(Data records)
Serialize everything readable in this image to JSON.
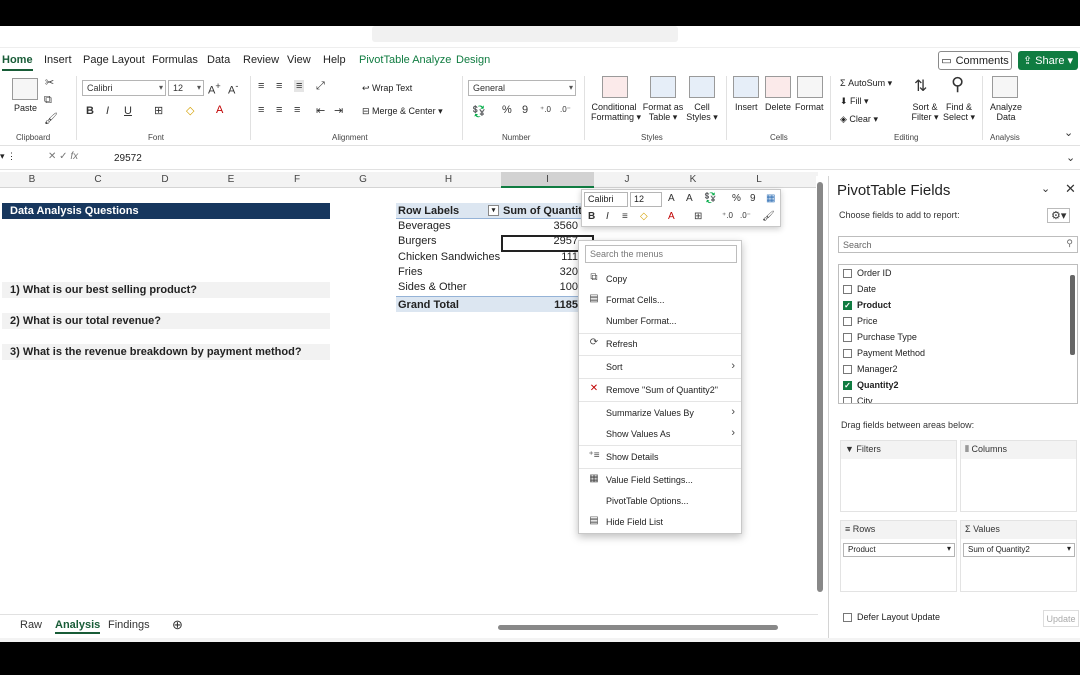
{
  "ribbon_tabs": [
    "Home",
    "Insert",
    "Page Layout",
    "Formulas",
    "Data",
    "Review",
    "View",
    "Help",
    "PivotTable Analyze",
    "Design"
  ],
  "top_buttons": {
    "comments": "Comments",
    "share": "Share"
  },
  "ribbon": {
    "clipboard": {
      "paste": "Paste",
      "label": "Clipboard"
    },
    "font": {
      "name": "Calibri",
      "size": "12",
      "label": "Font"
    },
    "alignment": {
      "wrap": "Wrap Text",
      "merge": "Merge & Center",
      "label": "Alignment"
    },
    "number": {
      "format": "General",
      "label": "Number"
    },
    "styles": {
      "cond1": "Conditional",
      "cond2": "Formatting",
      "fmt1": "Format as",
      "fmt2": "Table",
      "cell1": "Cell",
      "cell2": "Styles",
      "label": "Styles"
    },
    "cells": {
      "insert": "Insert",
      "delete": "Delete",
      "format": "Format",
      "label": "Cells"
    },
    "editing": {
      "autosum": "AutoSum",
      "fill": "Fill",
      "clear": "Clear",
      "sort1": "Sort &",
      "sort2": "Filter",
      "find1": "Find &",
      "find2": "Select",
      "label": "Editing"
    },
    "analysis": {
      "analyze1": "Analyze",
      "analyze2": "Data",
      "label": "Analysis"
    }
  },
  "formula_bar": {
    "fx": "fx",
    "value": "29572"
  },
  "columns": [
    "B",
    "C",
    "D",
    "E",
    "F",
    "G",
    "H",
    "I",
    "J",
    "K",
    "L"
  ],
  "questions": {
    "header": "Data Analysis Questions",
    "q1": "1) What is our best selling product?",
    "q2": "2) What is our total revenue?",
    "q3": "3) What is the revenue breakdown by payment method?"
  },
  "pivot": {
    "row_labels": "Row Labels",
    "sum_header": "Sum of Quantit",
    "rows": [
      {
        "label": "Beverages",
        "value": "3560"
      },
      {
        "label": "Burgers",
        "value": "2957"
      },
      {
        "label": "Chicken Sandwiches",
        "value": "111"
      },
      {
        "label": "Fries",
        "value": "320"
      },
      {
        "label": "Sides & Other",
        "value": "100"
      }
    ],
    "total_label": "Grand Total",
    "total_value": "1185"
  },
  "mini_toolbar": {
    "font": "Calibri",
    "size": "12"
  },
  "context_menu": {
    "search_placeholder": "Search the menus",
    "items": [
      "Copy",
      "Format Cells...",
      "Number Format...",
      "Refresh",
      "Sort",
      "Remove \"Sum of Quantity2\"",
      "Summarize Values By",
      "Show Values As",
      "Show Details",
      "Value Field Settings...",
      "PivotTable Options...",
      "Hide Field List"
    ]
  },
  "sheets": [
    "Raw",
    "Analysis",
    "Findings"
  ],
  "pivot_pane": {
    "title": "PivotTable Fields",
    "subtitle": "Choose fields to add to report:",
    "search_placeholder": "Search",
    "fields": [
      {
        "name": "Order ID",
        "checked": false
      },
      {
        "name": "Date",
        "checked": false
      },
      {
        "name": "Product",
        "checked": true
      },
      {
        "name": "Price",
        "checked": false
      },
      {
        "name": "Purchase Type",
        "checked": false
      },
      {
        "name": "Payment Method",
        "checked": false
      },
      {
        "name": "Manager2",
        "checked": false
      },
      {
        "name": "Quantity2",
        "checked": true
      },
      {
        "name": "City",
        "checked": false
      }
    ],
    "drag_label": "Drag fields between areas below:",
    "areas": {
      "filters": "Filters",
      "columns": "Columns",
      "rows": "Rows",
      "values": "Values"
    },
    "rows_chip": "Product",
    "values_chip": "Sum of Quantity2",
    "defer": "Defer Layout Update",
    "update": "Update"
  },
  "colors": {
    "accent": "#107c41",
    "header_blue": "#17375e",
    "pivot_header": "#dce6f1"
  }
}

| TASK GOAL |
Check each line of the entries above, and show every one holding the word "revenue".

| EXERCISE ANSWER |
    "q2": "2) What is our total revenue?",
    "q3": "3) What is the revenue breakdown by payment method?"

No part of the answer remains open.